>> start DATA SECTION

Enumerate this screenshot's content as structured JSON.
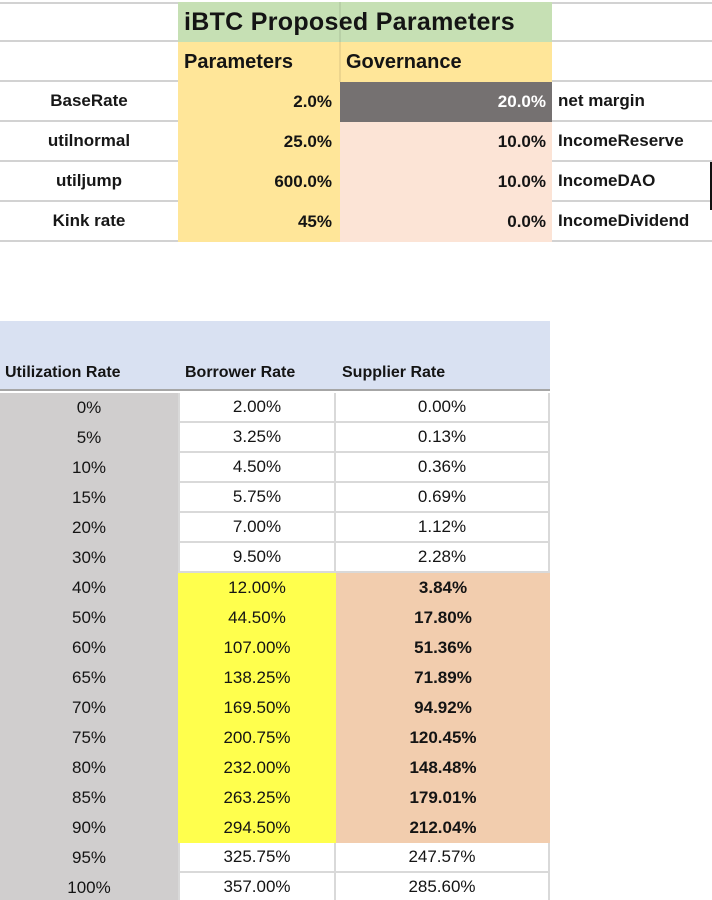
{
  "top_table": {
    "title": "iBTC Proposed Parameters",
    "column_headers": {
      "parameters": "Parameters",
      "governance": "Governance"
    },
    "rows": [
      {
        "label": "BaseRate",
        "parameters": "2.0%",
        "governance": "20.0%",
        "governance_label": "net margin"
      },
      {
        "label": "utilnormal",
        "parameters": "25.0%",
        "governance": "10.0%",
        "governance_label": "IncomeReserve"
      },
      {
        "label": "utiljump",
        "parameters": "600.0%",
        "governance": "10.0%",
        "governance_label": "IncomeDAO"
      },
      {
        "label": "Kink rate",
        "parameters": "45%",
        "governance": "0.0%",
        "governance_label": "IncomeDividend"
      }
    ]
  },
  "rate_table": {
    "headers": [
      "Utilization Rate",
      "Borrower Rate",
      "Supplier Rate"
    ],
    "rows": [
      {
        "utilization": "0%",
        "borrower": "2.00%",
        "supplier": "0.00%",
        "highlighted": false
      },
      {
        "utilization": "5%",
        "borrower": "3.25%",
        "supplier": "0.13%",
        "highlighted": false
      },
      {
        "utilization": "10%",
        "borrower": "4.50%",
        "supplier": "0.36%",
        "highlighted": false
      },
      {
        "utilization": "15%",
        "borrower": "5.75%",
        "supplier": "0.69%",
        "highlighted": false
      },
      {
        "utilization": "20%",
        "borrower": "7.00%",
        "supplier": "1.12%",
        "highlighted": false
      },
      {
        "utilization": "30%",
        "borrower": "9.50%",
        "supplier": "2.28%",
        "highlighted": false
      },
      {
        "utilization": "40%",
        "borrower": "12.00%",
        "supplier": "3.84%",
        "highlighted": true
      },
      {
        "utilization": "50%",
        "borrower": "44.50%",
        "supplier": "17.80%",
        "highlighted": true
      },
      {
        "utilization": "60%",
        "borrower": "107.00%",
        "supplier": "51.36%",
        "highlighted": true
      },
      {
        "utilization": "65%",
        "borrower": "138.25%",
        "supplier": "71.89%",
        "highlighted": true
      },
      {
        "utilization": "70%",
        "borrower": "169.50%",
        "supplier": "94.92%",
        "highlighted": true
      },
      {
        "utilization": "75%",
        "borrower": "200.75%",
        "supplier": "120.45%",
        "highlighted": true
      },
      {
        "utilization": "80%",
        "borrower": "232.00%",
        "supplier": "148.48%",
        "highlighted": true
      },
      {
        "utilization": "85%",
        "borrower": "263.25%",
        "supplier": "179.01%",
        "highlighted": true
      },
      {
        "utilization": "90%",
        "borrower": "294.50%",
        "supplier": "212.04%",
        "highlighted": true
      },
      {
        "utilization": "95%",
        "borrower": "325.75%",
        "supplier": "247.57%",
        "highlighted": false
      },
      {
        "utilization": "100%",
        "borrower": "357.00%",
        "supplier": "285.60%",
        "highlighted": false
      }
    ]
  },
  "colors": {
    "title_bg": "#c6e0b4",
    "parameters_bg": "#ffe699",
    "net_margin_cell_bg": "#757171",
    "net_margin_cell_text": "#ffffff",
    "governance_cells_bg": "#fce4d6",
    "rate_header_band_bg": "#d9e1f2",
    "utilization_col_bg": "#d0cece",
    "borrower_highlight_bg": "#ffff4d",
    "supplier_highlight_bg": "#f2cdae"
  }
}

>> end DATA SECTION

* **TO DO**: Make an exact copy of the listing above. Do not include the pictures.

* **EXERCISE ANSWER**:
Enumerate this screenshot's content as structured JSON.
{
  "top_table": {
    "title": "iBTC Proposed Parameters",
    "column_headers": {
      "parameters": "Parameters",
      "governance": "Governance"
    },
    "rows": [
      {
        "label": "BaseRate",
        "parameters": "2.0%",
        "governance": "20.0%",
        "governance_label": "net margin"
      },
      {
        "label": "utilnormal",
        "parameters": "25.0%",
        "governance": "10.0%",
        "governance_label": "IncomeReserve"
      },
      {
        "label": "utiljump",
        "parameters": "600.0%",
        "governance": "10.0%",
        "governance_label": "IncomeDAO"
      },
      {
        "label": "Kink rate",
        "parameters": "45%",
        "governance": "0.0%",
        "governance_label": "IncomeDividend"
      }
    ]
  },
  "rate_table": {
    "headers": [
      "Utilization Rate",
      "Borrower Rate",
      "Supplier Rate"
    ],
    "rows": [
      {
        "utilization": "0%",
        "borrower": "2.00%",
        "supplier": "0.00%",
        "highlighted": false
      },
      {
        "utilization": "5%",
        "borrower": "3.25%",
        "supplier": "0.13%",
        "highlighted": false
      },
      {
        "utilization": "10%",
        "borrower": "4.50%",
        "supplier": "0.36%",
        "highlighted": false
      },
      {
        "utilization": "15%",
        "borrower": "5.75%",
        "supplier": "0.69%",
        "highlighted": false
      },
      {
        "utilization": "20%",
        "borrower": "7.00%",
        "supplier": "1.12%",
        "highlighted": false
      },
      {
        "utilization": "30%",
        "borrower": "9.50%",
        "supplier": "2.28%",
        "highlighted": false
      },
      {
        "utilization": "40%",
        "borrower": "12.00%",
        "supplier": "3.84%",
        "highlighted": true
      },
      {
        "utilization": "50%",
        "borrower": "44.50%",
        "supplier": "17.80%",
        "highlighted": true
      },
      {
        "utilization": "60%",
        "borrower": "107.00%",
        "supplier": "51.36%",
        "highlighted": true
      },
      {
        "utilization": "65%",
        "borrower": "138.25%",
        "supplier": "71.89%",
        "highlighted": true
      },
      {
        "utilization": "70%",
        "borrower": "169.50%",
        "supplier": "94.92%",
        "highlighted": true
      },
      {
        "utilization": "75%",
        "borrower": "200.75%",
        "supplier": "120.45%",
        "highlighted": true
      },
      {
        "utilization": "80%",
        "borrower": "232.00%",
        "supplier": "148.48%",
        "highlighted": true
      },
      {
        "utilization": "85%",
        "borrower": "263.25%",
        "supplier": "179.01%",
        "highlighted": true
      },
      {
        "utilization": "90%",
        "borrower": "294.50%",
        "supplier": "212.04%",
        "highlighted": true
      },
      {
        "utilization": "95%",
        "borrower": "325.75%",
        "supplier": "247.57%",
        "highlighted": false
      },
      {
        "utilization": "100%",
        "borrower": "357.00%",
        "supplier": "285.60%",
        "highlighted": false
      }
    ]
  },
  "colors": {
    "title_bg": "#c6e0b4",
    "parameters_bg": "#ffe699",
    "net_margin_cell_bg": "#757171",
    "net_margin_cell_text": "#ffffff",
    "governance_cells_bg": "#fce4d6",
    "rate_header_band_bg": "#d9e1f2",
    "utilization_col_bg": "#d0cece",
    "borrower_highlight_bg": "#ffff4d",
    "supplier_highlight_bg": "#f2cdae"
  }
}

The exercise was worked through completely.